GIVEN REQUEST: Quote word for word the part of the salamander model write-up below, beginning at the words "This makes it" and stopping after "# Compare models.".

DOCUMENT EXCERPT:
(begin)
This makes it easier to assess the differences between the estimates from quadratic approximation and MCMC. The MCMC distributions seem extremely slightly shifted from the quadratic approximation distributions, but it appears the posteriors are gaussian in the MCMC case (they should always be gaussian in the quadratic case). Even though they are similar, I personally prefer to use MCMC since I don’t like the gaussian assumption of quadratic approximation. So I will use the MCMC posteriors for the next part.

Before I do that, I’m curious as to which model might have more weighting. So I’m trying a model comparison, even though the models were fit with different functions.

# Compare models.
compare(m10h4_a_QUAD, m10h4_a_MCMC)

##                  WAIC       SE     dWAIC       dSE    pWAIC    weight
## m10h4_a_MCMC 213.3117 26.45514 0.0000000        NA 4.715254 0.5331643
## m10h4_a_QUAD 213.5774 26.12382 0.2657049 0.7332848 4.928047 0.4668357

As expected, I get an error message indicating the models were fit with different algorithms. They have equal weighting, but I’m going with MCMC.

The next part of the question asks us to plot the expected counts and their intervals against percent coverage.

# plot model predictions
pctcover.seq <- seq(from=0,to=100,length.out=30)
lambda <- link(m10h4_a_MCMC, data = list(PCTCOVER = pctcover.seq))

## [ 100 / 1000 ]
[ 200 / 1000 ]
[ 300 / 1000 ]
[ 400 / 1000 ]
[ 500 / 1000 ]
[ 600 / 1000 ]
[ 700 / 1000 ]
[ 800 / 1000 ]
[ 900 / 1000 ]
[ 1000 / 1000 ]

lambda.mean <- apply(lambda, 2, mean)
lambda.PI <- apply(lambda, 2, PI)
counts <- sim(m10h4_a_MCMC, data = list(PCTCOVER = pctcover.seq))

## [ 100 / 1000 ]
[ 200 / 1000 ]
[ 300 / 1000 ]
[ 400 / 1000 ]
[ 500 / 1000 ]
[ 600 / 1000 ]
[ 700 / 1000 ]
[ 800 / 1000 ]
[ 900 / 1000 ]
[ 1000 / 1000 ]

counts.mean <- apply(counts, 2, mean)
counts.PI <- apply(counts, 2, PI)
plot(SALAMAN ~ PCTCOVER, data = s, pch = 16, col = 'blue')
lines(pctcover.seq, lambda.mean)
shade(lambda.PI, pctcover.seq)
shade(counts.PI, pctcover.seq)

This model does a good job predicting salmon count when the percent of ground covered is low. However, the model seems to underpredict salamander count when the percent of ground covered is very high. There is however a lot of variability in salamander count at the higher percent coverage sites, so it might just be difficult to account for this.
(end)
COLLECTED DATA:
(begin)
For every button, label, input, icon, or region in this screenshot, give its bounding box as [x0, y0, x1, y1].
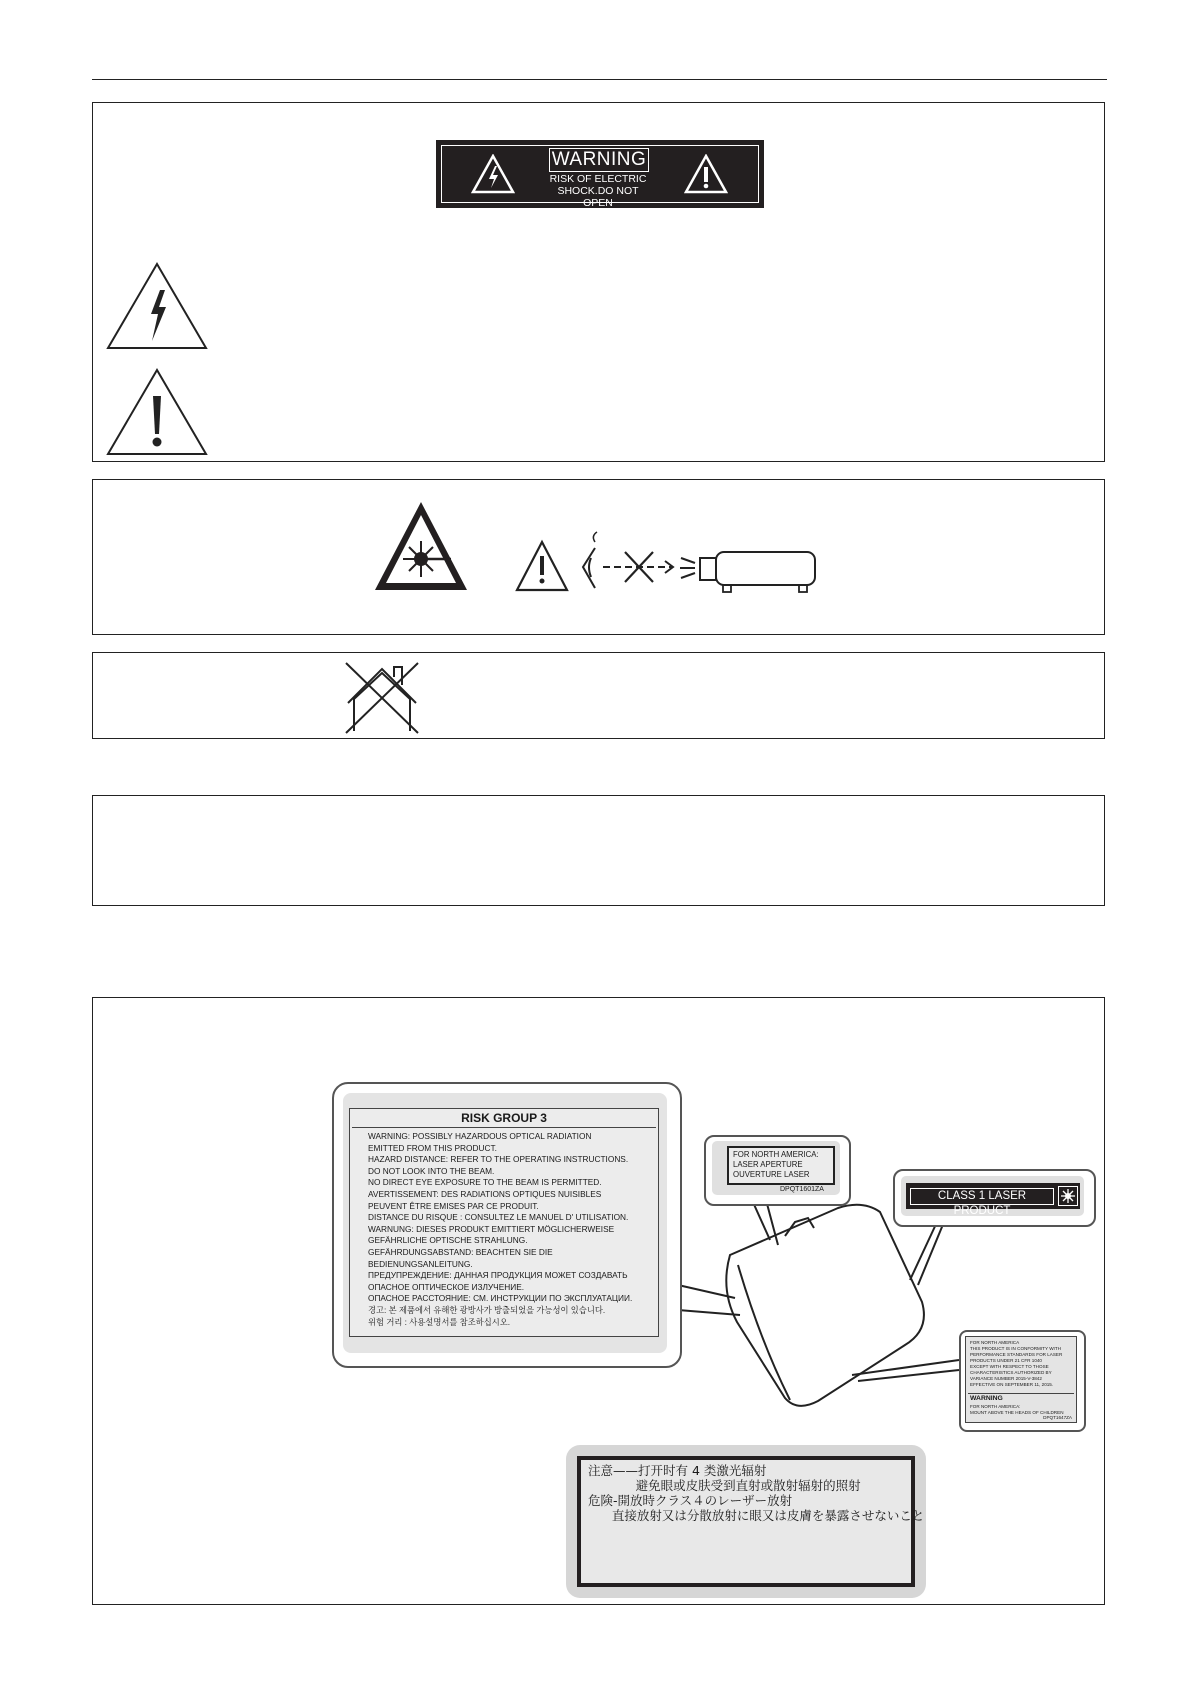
(end)
EXERCISE OUTPUT:
This makes it easier to assess the differences between the estimates from quadratic approximation and MCMC. The MCMC distributions seem extremely slightly shifted from the quadratic approximation distributions, but it appears the posteriors are gaussian in the MCMC case (they should always be gaussian in the quadratic case). Even though they are similar, I personally prefer to use MCMC since I don’t like the gaussian assumption of quadratic approximation. So I will use the MCMC posteriors for the next part.

Before I do that, I’m curious as to which model might have more weighting. So I’m trying a model comparison, even though the models were fit with different functions.

# Compare models.